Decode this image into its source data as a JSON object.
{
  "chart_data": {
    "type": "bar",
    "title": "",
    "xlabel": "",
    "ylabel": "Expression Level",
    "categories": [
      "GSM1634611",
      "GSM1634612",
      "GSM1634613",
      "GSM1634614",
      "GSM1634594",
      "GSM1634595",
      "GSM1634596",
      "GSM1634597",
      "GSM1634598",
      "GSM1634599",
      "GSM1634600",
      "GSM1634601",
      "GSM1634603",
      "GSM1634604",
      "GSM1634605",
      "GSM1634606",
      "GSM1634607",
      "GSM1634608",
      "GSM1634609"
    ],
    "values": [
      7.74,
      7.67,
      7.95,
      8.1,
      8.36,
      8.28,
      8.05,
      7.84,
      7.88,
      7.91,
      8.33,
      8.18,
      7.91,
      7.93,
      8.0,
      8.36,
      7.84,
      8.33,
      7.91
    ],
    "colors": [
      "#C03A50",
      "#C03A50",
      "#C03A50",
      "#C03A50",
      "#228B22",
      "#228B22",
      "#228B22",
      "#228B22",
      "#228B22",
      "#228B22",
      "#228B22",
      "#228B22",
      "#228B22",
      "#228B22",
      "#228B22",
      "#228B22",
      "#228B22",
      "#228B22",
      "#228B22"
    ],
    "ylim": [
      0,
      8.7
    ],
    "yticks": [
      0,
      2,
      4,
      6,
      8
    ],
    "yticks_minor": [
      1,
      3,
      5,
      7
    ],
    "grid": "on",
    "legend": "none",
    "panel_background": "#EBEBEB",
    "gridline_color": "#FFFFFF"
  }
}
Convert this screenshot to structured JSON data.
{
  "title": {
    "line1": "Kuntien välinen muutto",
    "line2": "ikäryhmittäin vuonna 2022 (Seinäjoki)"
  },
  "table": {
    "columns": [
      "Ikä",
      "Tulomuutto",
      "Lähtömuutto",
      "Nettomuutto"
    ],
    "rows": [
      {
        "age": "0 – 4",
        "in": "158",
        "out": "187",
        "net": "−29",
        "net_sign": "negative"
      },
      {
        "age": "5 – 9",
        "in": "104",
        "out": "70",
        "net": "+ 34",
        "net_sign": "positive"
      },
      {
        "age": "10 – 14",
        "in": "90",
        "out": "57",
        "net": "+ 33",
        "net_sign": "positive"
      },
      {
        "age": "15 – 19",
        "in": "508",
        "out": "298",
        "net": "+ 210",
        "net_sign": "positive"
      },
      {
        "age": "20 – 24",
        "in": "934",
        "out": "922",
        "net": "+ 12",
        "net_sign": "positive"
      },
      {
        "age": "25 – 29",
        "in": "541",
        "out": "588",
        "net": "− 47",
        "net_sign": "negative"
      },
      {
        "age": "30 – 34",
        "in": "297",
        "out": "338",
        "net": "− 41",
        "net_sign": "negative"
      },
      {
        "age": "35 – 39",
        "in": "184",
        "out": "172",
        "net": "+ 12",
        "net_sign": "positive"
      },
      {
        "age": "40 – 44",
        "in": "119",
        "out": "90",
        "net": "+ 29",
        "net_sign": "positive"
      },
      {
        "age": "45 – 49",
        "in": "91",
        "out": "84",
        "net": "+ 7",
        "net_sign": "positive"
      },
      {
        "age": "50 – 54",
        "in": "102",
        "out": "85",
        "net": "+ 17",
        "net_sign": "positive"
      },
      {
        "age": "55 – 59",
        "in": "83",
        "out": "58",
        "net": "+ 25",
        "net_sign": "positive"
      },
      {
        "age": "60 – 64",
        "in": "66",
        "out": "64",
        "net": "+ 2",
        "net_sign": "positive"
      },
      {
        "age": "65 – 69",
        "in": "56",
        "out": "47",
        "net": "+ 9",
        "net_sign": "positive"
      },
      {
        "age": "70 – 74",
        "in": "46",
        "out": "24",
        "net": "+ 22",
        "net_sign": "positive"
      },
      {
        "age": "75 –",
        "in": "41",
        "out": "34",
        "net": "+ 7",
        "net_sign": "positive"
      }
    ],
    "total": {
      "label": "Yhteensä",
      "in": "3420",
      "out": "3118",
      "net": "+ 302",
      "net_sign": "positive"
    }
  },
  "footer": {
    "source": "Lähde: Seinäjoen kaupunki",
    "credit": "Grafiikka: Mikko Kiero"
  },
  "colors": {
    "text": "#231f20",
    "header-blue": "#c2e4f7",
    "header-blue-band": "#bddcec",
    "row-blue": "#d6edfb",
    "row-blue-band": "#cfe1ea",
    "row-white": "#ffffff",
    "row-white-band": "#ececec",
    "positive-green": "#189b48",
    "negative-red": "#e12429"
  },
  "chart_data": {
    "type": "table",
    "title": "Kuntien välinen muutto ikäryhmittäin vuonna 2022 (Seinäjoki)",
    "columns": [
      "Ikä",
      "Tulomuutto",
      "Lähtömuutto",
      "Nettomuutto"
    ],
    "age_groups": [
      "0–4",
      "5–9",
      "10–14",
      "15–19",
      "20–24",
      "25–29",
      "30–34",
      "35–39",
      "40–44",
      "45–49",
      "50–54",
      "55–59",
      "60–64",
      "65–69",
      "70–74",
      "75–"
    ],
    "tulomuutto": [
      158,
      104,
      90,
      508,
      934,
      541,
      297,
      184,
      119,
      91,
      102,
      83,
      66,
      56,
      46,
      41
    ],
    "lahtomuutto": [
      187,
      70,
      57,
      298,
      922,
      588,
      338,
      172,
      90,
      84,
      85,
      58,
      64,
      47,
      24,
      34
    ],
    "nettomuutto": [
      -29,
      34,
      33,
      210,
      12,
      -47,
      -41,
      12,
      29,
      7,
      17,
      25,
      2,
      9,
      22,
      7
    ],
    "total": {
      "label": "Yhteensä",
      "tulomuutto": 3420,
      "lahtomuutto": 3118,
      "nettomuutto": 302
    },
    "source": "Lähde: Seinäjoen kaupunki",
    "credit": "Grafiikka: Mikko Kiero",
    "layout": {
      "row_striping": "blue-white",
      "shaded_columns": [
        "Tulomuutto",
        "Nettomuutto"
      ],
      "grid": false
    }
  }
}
========================
**Your instructions**.
Recite the full listing above exactly.

**Full output**.
Decode this image into its source data as a JSON object.
{
  "chart_data": {
    "type": "bar",
    "title": "",
    "xlabel": "",
    "ylabel": "Expression Level",
    "categories": [
      "GSM1634611",
      "GSM1634612",
      "GSM1634613",
      "GSM1634614",
      "GSM1634594",
      "GSM1634595",
      "GSM1634596",
      "GSM1634597",
      "GSM1634598",
      "GSM1634599",
      "GSM1634600",
      "GSM1634601",
      "GSM1634603",
      "GSM1634604",
      "GSM1634605",
      "GSM1634606",
      "GSM1634607",
      "GSM1634608",
      "GSM1634609"
    ],
    "values": [
      7.74,
      7.67,
      7.95,
      8.1,
      8.36,
      8.28,
      8.05,
      7.84,
      7.88,
      7.91,
      8.33,
      8.18,
      7.91,
      7.93,
      8.0,
      8.36,
      7.84,
      8.33,
      7.91
    ],
    "colors": [
      "#C03A50",
      "#C03A50",
      "#C03A50",
      "#C03A50",
      "#228B22",
      "#228B22",
      "#228B22",
      "#228B22",
      "#228B22",
      "#228B22",
      "#228B22",
      "#228B22",
      "#228B22",
      "#228B22",
      "#228B22",
      "#228B22",
      "#228B22",
      "#228B22",
      "#228B22"
    ],
    "ylim": [
      0,
      8.7
    ],
    "yticks": [
      0,
      2,
      4,
      6,
      8
    ],
    "yticks_minor": [
      1,
      3,
      5,
      7
    ],
    "grid": "on",
    "legend": "none",
    "panel_background": "#EBEBEB",
    "gridline_color": "#FFFFFF"
  }
}
Convert this screenshot to structured JSON data.
{
  "title": {
    "line1": "Kuntien välinen muutto",
    "line2": "ikäryhmittäin vuonna 2022 (Seinäjoki)"
  },
  "table": {
    "columns": [
      "Ikä",
      "Tulomuutto",
      "Lähtömuutto",
      "Nettomuutto"
    ],
    "rows": [
      {
        "age": "0 – 4",
        "in": "158",
        "out": "187",
        "net": "−29",
        "net_sign": "negative"
      },
      {
        "age": "5 – 9",
        "in": "104",
        "out": "70",
        "net": "+ 34",
        "net_sign": "positive"
      },
      {
        "age": "10 – 14",
        "in": "90",
        "out": "57",
        "net": "+ 33",
        "net_sign": "positive"
      },
      {
        "age": "15 – 19",
        "in": "508",
        "out": "298",
        "net": "+ 210",
        "net_sign": "positive"
      },
      {
        "age": "20 – 24",
        "in": "934",
        "out": "922",
        "net": "+ 12",
        "net_sign": "positive"
      },
      {
        "age": "25 – 29",
        "in": "541",
        "out": "588",
        "net": "− 47",
        "net_sign": "negative"
      },
      {
        "age": "30 – 34",
        "in": "297",
        "out": "338",
        "net": "− 41",
        "net_sign": "negative"
      },
      {
        "age": "35 – 39",
        "in": "184",
        "out": "172",
        "net": "+ 12",
        "net_sign": "positive"
      },
      {
        "age": "40 – 44",
        "in": "119",
        "out": "90",
        "net": "+ 29",
        "net_sign": "positive"
      },
      {
        "age": "45 – 49",
        "in": "91",
        "out": "84",
        "net": "+ 7",
        "net_sign": "positive"
      },
      {
        "age": "50 – 54",
        "in": "102",
        "out": "85",
        "net": "+ 17",
        "net_sign": "positive"
      },
      {
        "age": "55 – 59",
        "in": "83",
        "out": "58",
        "net": "+ 25",
        "net_sign": "positive"
      },
      {
        "age": "60 – 64",
        "in": "66",
        "out": "64",
        "net": "+ 2",
        "net_sign": "positive"
      },
      {
        "age": "65 – 69",
        "in": "56",
        "out": "47",
        "net": "+ 9",
        "net_sign": "positive"
      },
      {
        "age": "70 – 74",
        "in": "46",
        "out": "24",
        "net": "+ 22",
        "net_sign": "positive"
      },
      {
        "age": "75 –",
        "in": "41",
        "out": "34",
        "net": "+ 7",
        "net_sign": "positive"
      }
    ],
    "total": {
      "label": "Yhteensä",
      "in": "3420",
      "out": "3118",
      "net": "+ 302",
      "net_sign": "positive"
    }
  },
  "footer": {
    "source": "Lähde: Seinäjoen kaupunki",
    "credit": "Grafiikka: Mikko Kiero"
  },
  "colors": {
    "text": "#231f20",
    "header-blue": "#c2e4f7",
    "header-blue-band": "#bddcec",
    "row-blue": "#d6edfb",
    "row-blue-band": "#cfe1ea",
    "row-white": "#ffffff",
    "row-white-band": "#ececec",
    "positive-green": "#189b48",
    "negative-red": "#e12429"
  },
  "chart_data": {
    "type": "table",
    "title": "Kuntien välinen muutto ikäryhmittäin vuonna 2022 (Seinäjoki)",
    "columns": [
      "Ikä",
      "Tulomuutto",
      "Lähtömuutto",
      "Nettomuutto"
    ],
    "age_groups": [
      "0–4",
      "5–9",
      "10–14",
      "15–19",
      "20–24",
      "25–29",
      "30–34",
      "35–39",
      "40–44",
      "45–49",
      "50–54",
      "55–59",
      "60–64",
      "65–69",
      "70–74",
      "75–"
    ],
    "tulomuutto": [
      158,
      104,
      90,
      508,
      934,
      541,
      297,
      184,
      119,
      91,
      102,
      83,
      66,
      56,
      46,
      41
    ],
    "lahtomuutto": [
      187,
      70,
      57,
      298,
      922,
      588,
      338,
      172,
      90,
      84,
      85,
      58,
      64,
      47,
      24,
      34
    ],
    "nettomuutto": [
      -29,
      34,
      33,
      210,
      12,
      -47,
      -41,
      12,
      29,
      7,
      17,
      25,
      2,
      9,
      22,
      7
    ],
    "total": {
      "label": "Yhteensä",
      "tulomuutto": 3420,
      "lahtomuutto": 3118,
      "nettomuutto": 302
    },
    "source": "Lähde: Seinäjoen kaupunki",
    "credit": "Grafiikka: Mikko Kiero",
    "layout": {
      "row_striping": "blue-white",
      "shaded_columns": [
        "Tulomuutto",
        "Nettomuutto"
      ],
      "grid": false
    }
  }
}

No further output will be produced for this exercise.